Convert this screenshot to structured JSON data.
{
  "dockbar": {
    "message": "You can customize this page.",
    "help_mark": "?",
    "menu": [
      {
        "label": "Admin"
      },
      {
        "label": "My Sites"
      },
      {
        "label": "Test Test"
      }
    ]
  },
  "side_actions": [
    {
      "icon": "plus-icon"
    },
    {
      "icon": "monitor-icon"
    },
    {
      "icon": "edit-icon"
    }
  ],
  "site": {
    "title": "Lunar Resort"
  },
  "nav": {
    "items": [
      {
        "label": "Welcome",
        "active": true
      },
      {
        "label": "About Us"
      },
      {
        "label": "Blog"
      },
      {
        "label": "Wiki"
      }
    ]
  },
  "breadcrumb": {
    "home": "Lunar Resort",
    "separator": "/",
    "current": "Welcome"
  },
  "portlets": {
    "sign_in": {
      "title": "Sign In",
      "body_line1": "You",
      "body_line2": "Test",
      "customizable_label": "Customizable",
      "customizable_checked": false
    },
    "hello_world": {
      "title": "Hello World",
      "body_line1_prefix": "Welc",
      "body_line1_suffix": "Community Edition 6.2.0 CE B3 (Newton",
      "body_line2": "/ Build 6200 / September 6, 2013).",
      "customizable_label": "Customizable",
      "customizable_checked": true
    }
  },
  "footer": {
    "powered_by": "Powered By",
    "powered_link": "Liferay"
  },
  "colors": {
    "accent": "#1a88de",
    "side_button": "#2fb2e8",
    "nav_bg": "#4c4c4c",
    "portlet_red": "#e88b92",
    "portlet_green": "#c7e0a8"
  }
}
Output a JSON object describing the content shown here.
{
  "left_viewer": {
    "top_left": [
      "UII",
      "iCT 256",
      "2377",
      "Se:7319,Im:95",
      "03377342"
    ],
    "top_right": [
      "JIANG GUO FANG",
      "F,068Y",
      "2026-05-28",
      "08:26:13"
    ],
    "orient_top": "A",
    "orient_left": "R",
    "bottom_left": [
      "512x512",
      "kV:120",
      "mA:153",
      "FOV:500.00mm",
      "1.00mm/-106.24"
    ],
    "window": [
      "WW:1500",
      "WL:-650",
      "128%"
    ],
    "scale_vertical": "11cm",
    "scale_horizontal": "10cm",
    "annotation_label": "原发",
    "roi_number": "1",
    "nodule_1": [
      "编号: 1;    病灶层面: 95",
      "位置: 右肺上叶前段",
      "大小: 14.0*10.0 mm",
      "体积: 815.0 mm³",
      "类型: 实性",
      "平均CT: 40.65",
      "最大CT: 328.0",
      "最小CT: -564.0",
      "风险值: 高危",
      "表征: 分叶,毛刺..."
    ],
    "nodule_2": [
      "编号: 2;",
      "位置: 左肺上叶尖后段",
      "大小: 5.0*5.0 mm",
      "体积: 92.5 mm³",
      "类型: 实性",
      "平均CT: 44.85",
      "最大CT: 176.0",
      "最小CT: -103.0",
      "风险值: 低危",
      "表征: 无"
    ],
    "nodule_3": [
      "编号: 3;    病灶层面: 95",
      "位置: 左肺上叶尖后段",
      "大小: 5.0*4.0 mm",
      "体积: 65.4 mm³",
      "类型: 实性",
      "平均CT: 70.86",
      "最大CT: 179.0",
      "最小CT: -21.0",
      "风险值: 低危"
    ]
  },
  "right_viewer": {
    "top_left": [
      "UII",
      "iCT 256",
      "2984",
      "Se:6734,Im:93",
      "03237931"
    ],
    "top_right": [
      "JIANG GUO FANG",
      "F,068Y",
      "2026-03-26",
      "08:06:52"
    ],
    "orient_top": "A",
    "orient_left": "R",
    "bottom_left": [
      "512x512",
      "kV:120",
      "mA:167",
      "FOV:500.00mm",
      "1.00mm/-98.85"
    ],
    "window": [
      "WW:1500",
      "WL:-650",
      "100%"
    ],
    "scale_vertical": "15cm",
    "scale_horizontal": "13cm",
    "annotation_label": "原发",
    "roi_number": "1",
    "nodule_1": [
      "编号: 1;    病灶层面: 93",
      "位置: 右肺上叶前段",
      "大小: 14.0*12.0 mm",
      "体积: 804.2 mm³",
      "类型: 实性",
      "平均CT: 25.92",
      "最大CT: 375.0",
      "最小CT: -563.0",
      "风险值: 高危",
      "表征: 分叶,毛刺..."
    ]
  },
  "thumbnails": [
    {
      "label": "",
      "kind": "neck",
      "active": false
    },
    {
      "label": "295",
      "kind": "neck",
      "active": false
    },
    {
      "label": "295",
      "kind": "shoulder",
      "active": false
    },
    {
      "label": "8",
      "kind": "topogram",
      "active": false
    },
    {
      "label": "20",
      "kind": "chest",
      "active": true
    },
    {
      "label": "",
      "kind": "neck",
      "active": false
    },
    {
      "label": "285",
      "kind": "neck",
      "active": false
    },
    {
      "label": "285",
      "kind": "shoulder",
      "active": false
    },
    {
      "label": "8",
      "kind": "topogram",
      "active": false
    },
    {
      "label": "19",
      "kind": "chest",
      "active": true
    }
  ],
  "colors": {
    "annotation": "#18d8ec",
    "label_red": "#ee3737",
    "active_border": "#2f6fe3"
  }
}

+ + + + + + +

Task statement: Using the listing, collect all lines in which the string "Resort" is found.

The solution:
    "title": "Lunar Resort"
    "home": "Lunar Resort",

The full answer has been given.